**Exercise prompt**
Filter the records below down to lines containing "الصلاة".
═══ Supplied data
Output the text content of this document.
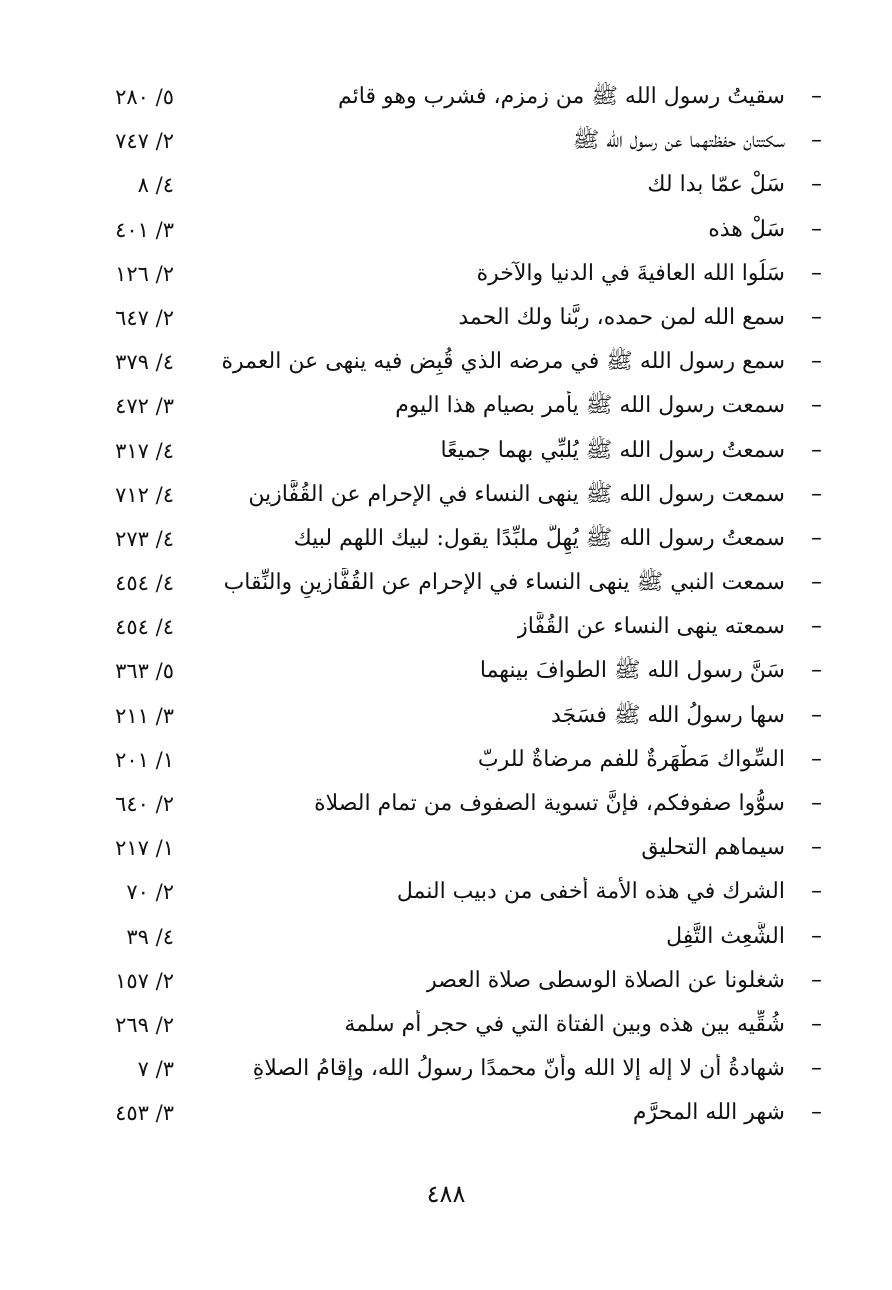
٥/ ٢٨٠	سقيتُ رسول الله ﷺ من زمزم، فشرب وهو قائم –
٢/ ٧٤٧	سكتتان حفظتهما عن رسول الله ﷺ –
٤/ ٨	سَلْ عمّا بدا لك –
٣/ ٤٠١	سَلْ هذه –
٢/ ١٢٦	سَلُوا الله العافيةَ في الدنيا والآخرة –
٢/ ٦٤٧	سمع الله لمن حمده، ربَّنا ولك الحمد –
٤/ ٣٧٩ سمع رسول الله ﷺ في مرضه الذي قُبِض فيه ينهى عن العمرة –
٣/ ٤٧٢	سمعت رسول الله ﷺ يأمر بصيام هذا اليوم –
٤/ ٣١٧	سمعتُ رسول الله ﷺ يُلبِّي بهما جميعًا –
٤/ ٧١٢	سمعت رسول الله ﷺ ينهى النساء في الإحرام عن القُفَّازين –
٤/ ٢٧٣	سمعتُ رسول الله ﷺ يُهِلُّ ملبِّدًا يقول: لبيك اللهم لبيك –
٤/ ٤٥٤ سمعت النبي ﷺ ينهى النساء في الإحرام عن القُفَّازينِ والنِّقاب –
٤/ ٤٥٤	سمعته ينهى النساء عن القُفَّاز –
٥/ ٣٦٣	سَنَّ رسول الله ﷺ الطوافَ بينهما –
٣/ ٢١١	سها رسولُ الله ﷺ فسَجَد –
١/ ٢٠١	السِّواك مَطْهَرةٌ للفم مرضاةٌ للربّ –
٢/ ٦٤٠	سوُّوا صفوفكم، فإنَّ تسوية الصفوف من تمام الصلاة –
١/ ٢١٧	سيماهم التحليق –
٢/ ٧٠	الشرك في هذه الأمة أخفى من دبيب النمل –
٤/ ٣٩	الشَّعِث التَّفِل –
٢/ ١٥٧	شغلونا عن الصلاة الوسطى صلاة العصر –
٢/ ٢٦٩	شُقِّيه بين هذه وبين الفتاة التي في حجر أم سلمة –
٣/ ٧	شهادةُ أن لا إله إلا الله وأنّ محمدًا رسولُ الله، وإقامُ الصلاةِ –
٣/ ٤٥٣	شهر الله المحرَّم –
٤٨٨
══════
**Output for this exercise**
٢/ ٦٤٠	سوُّوا صفوفكم، فإنَّ تسوية الصفوف من تمام الصلاة –
٢/ ١٥٧	شغلونا عن الصلاة الوسطى صلاة العصر –
٣/ ٧	شهادةُ أن لا إله إلا الله وأنّ محمدًا رسولُ الله، وإقامُ الصلاةِ –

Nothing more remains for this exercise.